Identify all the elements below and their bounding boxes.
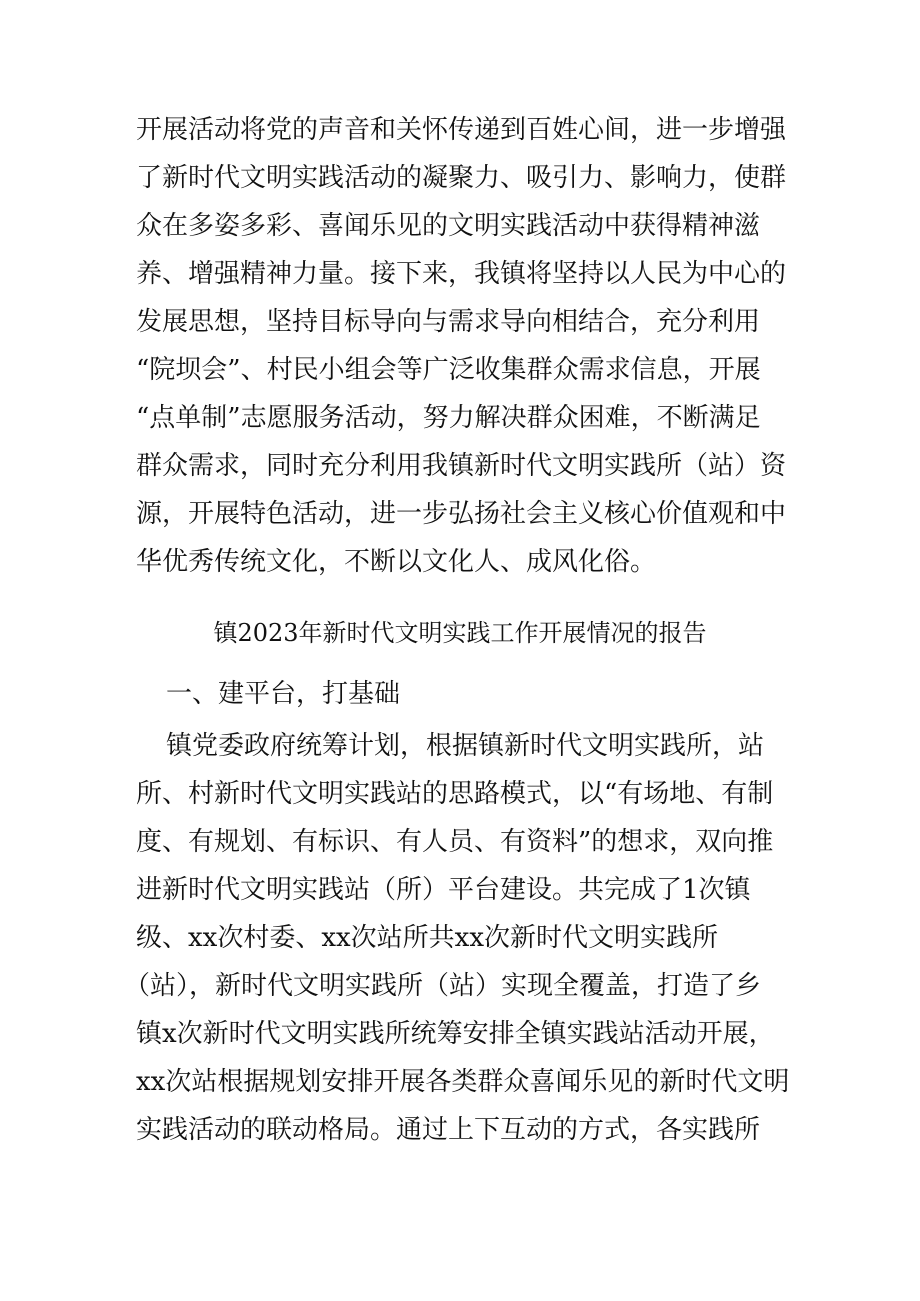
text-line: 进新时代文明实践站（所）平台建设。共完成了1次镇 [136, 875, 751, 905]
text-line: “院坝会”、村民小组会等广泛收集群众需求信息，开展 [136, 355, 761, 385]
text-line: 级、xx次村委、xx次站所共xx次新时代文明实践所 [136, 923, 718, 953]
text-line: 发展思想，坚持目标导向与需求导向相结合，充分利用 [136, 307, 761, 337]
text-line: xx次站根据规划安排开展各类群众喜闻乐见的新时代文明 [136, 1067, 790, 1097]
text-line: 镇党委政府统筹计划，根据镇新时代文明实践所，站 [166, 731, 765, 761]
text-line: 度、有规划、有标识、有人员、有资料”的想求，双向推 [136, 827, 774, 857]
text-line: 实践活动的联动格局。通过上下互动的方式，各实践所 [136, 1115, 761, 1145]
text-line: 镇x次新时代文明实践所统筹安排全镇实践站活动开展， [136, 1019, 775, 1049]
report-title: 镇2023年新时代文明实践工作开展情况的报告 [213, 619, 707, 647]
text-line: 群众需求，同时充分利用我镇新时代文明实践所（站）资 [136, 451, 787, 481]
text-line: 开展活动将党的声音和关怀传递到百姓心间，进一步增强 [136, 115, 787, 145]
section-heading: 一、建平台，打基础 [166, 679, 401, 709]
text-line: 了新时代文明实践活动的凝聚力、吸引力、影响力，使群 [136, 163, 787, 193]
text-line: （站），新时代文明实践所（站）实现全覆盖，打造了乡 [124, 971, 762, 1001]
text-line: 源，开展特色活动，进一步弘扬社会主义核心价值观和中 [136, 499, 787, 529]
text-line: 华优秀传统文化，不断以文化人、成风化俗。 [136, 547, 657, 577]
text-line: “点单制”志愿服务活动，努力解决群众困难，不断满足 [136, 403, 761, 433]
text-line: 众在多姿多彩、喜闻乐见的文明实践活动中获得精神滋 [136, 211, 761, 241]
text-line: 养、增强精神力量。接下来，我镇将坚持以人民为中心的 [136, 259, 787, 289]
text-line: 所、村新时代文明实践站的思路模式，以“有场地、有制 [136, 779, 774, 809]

Work to complete: Report how many lines of the items above contain the string "众在多姿多彩", matching case. Give only the number.

Response to the exercise: 1